(Data items)
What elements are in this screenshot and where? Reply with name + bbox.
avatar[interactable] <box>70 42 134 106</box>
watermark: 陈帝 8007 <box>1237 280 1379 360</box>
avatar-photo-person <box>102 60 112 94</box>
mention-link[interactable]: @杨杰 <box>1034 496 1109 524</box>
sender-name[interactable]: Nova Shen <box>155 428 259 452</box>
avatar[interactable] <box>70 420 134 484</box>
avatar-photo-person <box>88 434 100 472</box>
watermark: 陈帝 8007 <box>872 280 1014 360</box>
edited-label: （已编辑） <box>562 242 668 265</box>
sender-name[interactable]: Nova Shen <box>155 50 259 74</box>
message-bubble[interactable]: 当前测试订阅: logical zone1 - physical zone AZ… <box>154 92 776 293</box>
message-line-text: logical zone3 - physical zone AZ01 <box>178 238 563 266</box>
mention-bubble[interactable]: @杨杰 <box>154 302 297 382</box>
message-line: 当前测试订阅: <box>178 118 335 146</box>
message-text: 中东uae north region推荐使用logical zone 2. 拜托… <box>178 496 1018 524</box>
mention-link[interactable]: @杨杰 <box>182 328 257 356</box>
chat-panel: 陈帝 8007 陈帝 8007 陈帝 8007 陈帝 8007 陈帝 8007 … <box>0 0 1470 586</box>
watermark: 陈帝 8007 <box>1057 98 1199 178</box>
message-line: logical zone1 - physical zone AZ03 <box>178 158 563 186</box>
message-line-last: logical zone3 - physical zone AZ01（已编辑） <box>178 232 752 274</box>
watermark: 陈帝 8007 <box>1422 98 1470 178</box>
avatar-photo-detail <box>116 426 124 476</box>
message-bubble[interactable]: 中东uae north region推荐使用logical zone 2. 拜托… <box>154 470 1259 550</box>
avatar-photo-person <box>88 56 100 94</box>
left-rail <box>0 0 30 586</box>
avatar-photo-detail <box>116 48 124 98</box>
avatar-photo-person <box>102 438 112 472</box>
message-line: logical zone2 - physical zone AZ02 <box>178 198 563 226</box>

- What the task asks -
Reproduce the data items from the beginning through the line containing "avatar-photo-person <box>88 434 100 472</box>", swapping "sender-name" for "author-name" and leaving everything else unchanged.

- Solution to the exercise -
What elements are in this screenshot and where? Reply with name + bbox.
avatar[interactable] <box>70 42 134 106</box>
watermark: 陈帝 8007 <box>1237 280 1379 360</box>
avatar-photo-person <box>102 60 112 94</box>
mention-link[interactable]: @杨杰 <box>1034 496 1109 524</box>
author-name[interactable]: Nova Shen <box>155 428 259 452</box>
avatar[interactable] <box>70 420 134 484</box>
avatar-photo-person <box>88 434 100 472</box>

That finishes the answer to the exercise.